Short problem =
Repeat every line of the data exactly, but not the pictures.

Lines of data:

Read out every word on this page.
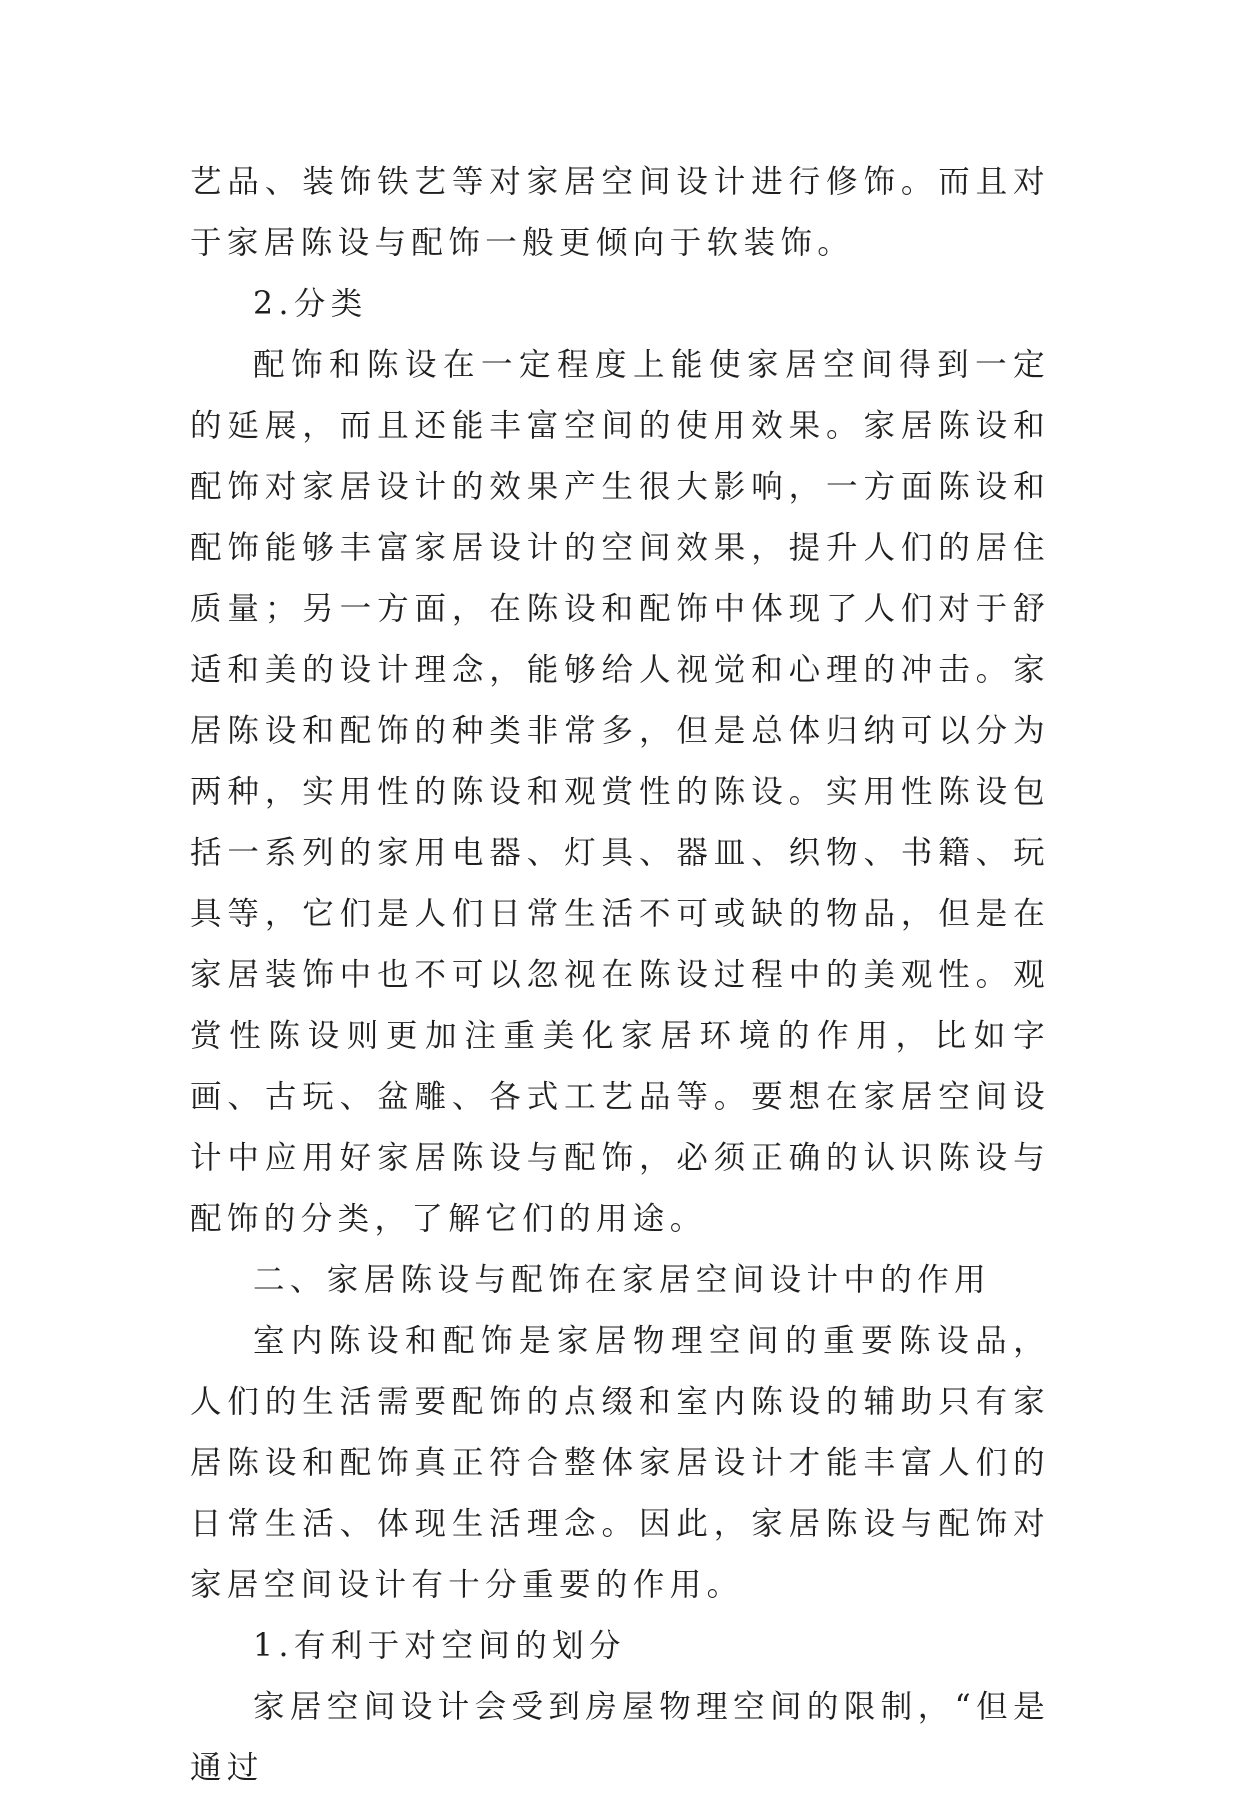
艺品、装饰铁艺等对家居空间设计进行修饰。而且对于家居陈设与配饰一般更倾向于软装饰。

2.分类

配饰和陈设在一定程度上能使家居空间得到一定的延展，而且还能丰富空间的使用效果。家居陈设和配饰对家居设计的效果产生很大影响，一方面陈设和配饰能够丰富家居设计的空间效果，提升人们的居住质量；另一方面，在陈设和配饰中体现了人们对于舒适和美的设计理念，能够给人视觉和心理的冲击。家居陈设和配饰的种类非常多，但是总体归纳可以分为两种，实用性的陈设和观赏性的陈设。实用性陈设包括一系列的家用电器、灯具、器皿、织物、书籍、玩具等，它们是人们日常生活不可或缺的物品，但是在家居装饰中也不可以忽视在陈设过程中的美观性。观赏性陈设则更加注重美化家居环境的作用，比如字画、古玩、盆雕、各式工艺品等。要想在家居空间设计中应用好家居陈设与配饰，必须正确的认识陈设与配饰的分类，了解它们的用途。

二、家居陈设与配饰在家居空间设计中的作用

室内陈设和配饰是家居物理空间的重要陈设品，人们的生活需要配饰的点缀和室内陈设的辅助只有家居陈设和配饰真正符合整体家居设计才能丰富人们的日常生活、体现生活理念。因此，家居陈设与配饰对家居空间设计有十分重要的作用。

1.有利于对空间的划分

家居空间设计会受到房屋物理空间的限制，“但是通过
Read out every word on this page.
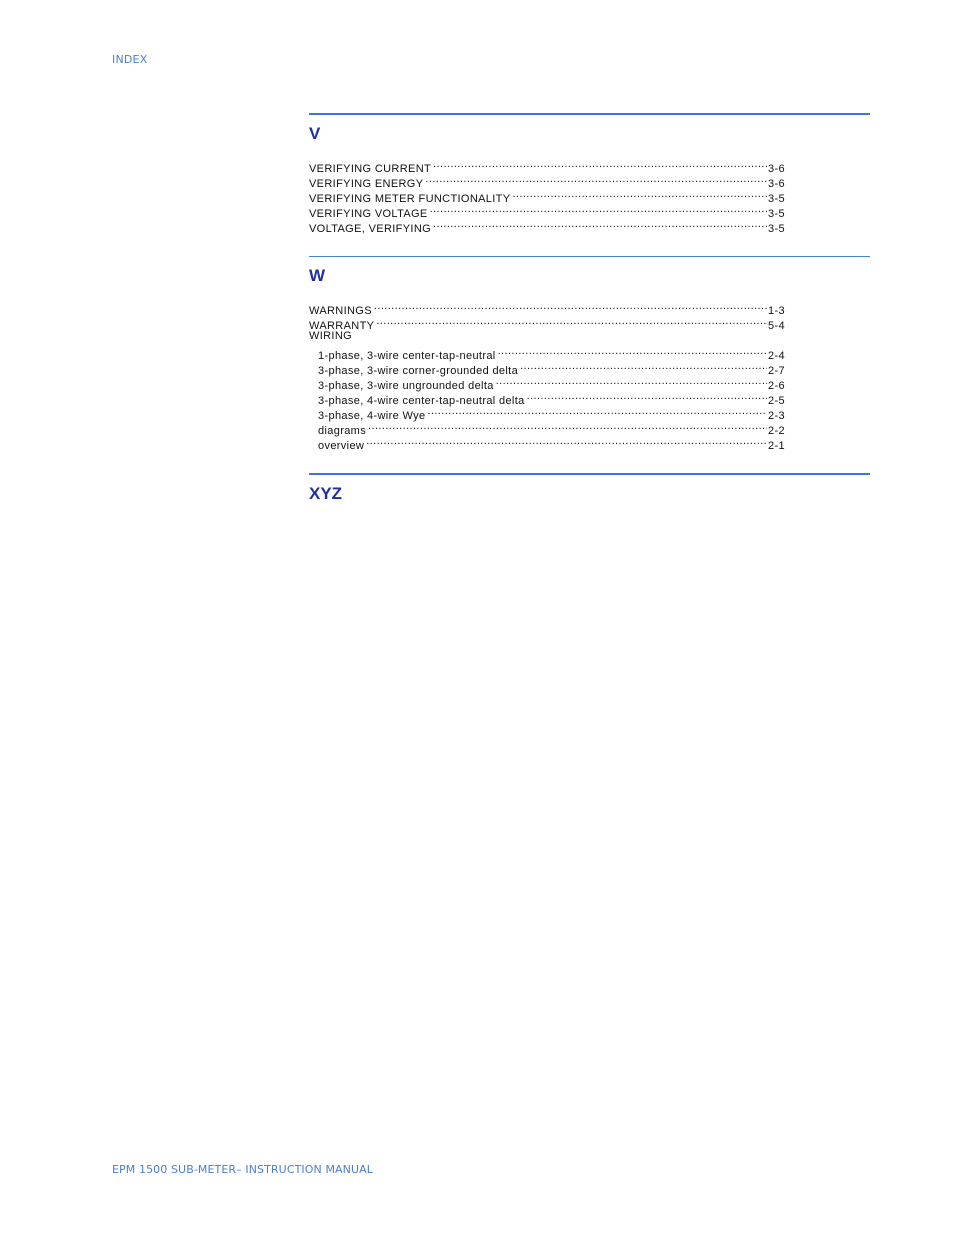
INDEX
V
VERIFYING CURRENT .....	3-6
VERIFYING ENERGY .....	3-6
VERIFYING METER FUNCTIONALITY .....	3-5
VERIFYING VOLTAGE .....	3-5
VOLTAGE, VERIFYING .....	3-5
W
WARNINGS .....	1-3
WARRANTY .....	5-4
WIRING
1-phase, 3-wire center-tap-neutral .....	2-4
3-phase, 3-wire corner-grounded delta .....	2-7
3-phase, 3-wire ungrounded delta .....	2-6
3-phase, 4-wire center-tap-neutral delta .....	2-5
3-phase, 4-wire Wye .....	2-3
diagrams .....	2-2
overview .....	2-1
XYZ
EPM 1500 SUB-METER– INSTRUCTION MANUAL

Exercise output =
Read out every word on this page.
艺品、装饰铁艺等对家居空间设计进行修饰。而且对于家居陈设与配饰一般更倾向于软装饰。

2.分类

配饰和陈设在一定程度上能使家居空间得到一定的延展，而且还能丰富空间的使用效果。家居陈设和配饰对家居设计的效果产生很大影响，一方面陈设和配饰能够丰富家居设计的空间效果，提升人们的居住质量；另一方面，在陈设和配饰中体现了人们对于舒适和美的设计理念，能够给人视觉和心理的冲击。家居陈设和配饰的种类非常多，但是总体归纳可以分为两种，实用性的陈设和观赏性的陈设。实用性陈设包括一系列的家用电器、灯具、器皿、织物、书籍、玩具等，它们是人们日常生活不可或缺的物品，但是在家居装饰中也不可以忽视在陈设过程中的美观性。观赏性陈设则更加注重美化家居环境的作用，比如字画、古玩、盆雕、各式工艺品等。要想在家居空间设计中应用好家居陈设与配饰，必须正确的认识陈设与配饰的分类，了解它们的用途。

二、家居陈设与配饰在家居空间设计中的作用

室内陈设和配饰是家居物理空间的重要陈设品，人们的生活需要配饰的点缀和室内陈设的辅助只有家居陈设和配饰真正符合整体家居设计才能丰富人们的日常生活、体现生活理念。因此，家居陈设与配饰对家居空间设计有十分重要的作用。

1.有利于对空间的划分

家居空间设计会受到房屋物理空间的限制，“但是通过
Read out every word on this page.
INDEX
V
VERIFYING CURRENT .....	3-6
VERIFYING ENERGY .....	3-6
VERIFYING METER FUNCTIONALITY .....	3-5
VERIFYING VOLTAGE .....	3-5
VOLTAGE, VERIFYING .....	3-5
W
WARNINGS .....	1-3
WARRANTY .....	5-4
WIRING
1-phase, 3-wire center-tap-neutral .....	2-4
3-phase, 3-wire corner-grounded delta .....	2-7
3-phase, 3-wire ungrounded delta .....	2-6
3-phase, 4-wire center-tap-neutral delta .....	2-5
3-phase, 4-wire Wye .....	2-3
diagrams .....	2-2
overview .....	2-1
XYZ
EPM 1500 SUB-METER– INSTRUCTION MANUAL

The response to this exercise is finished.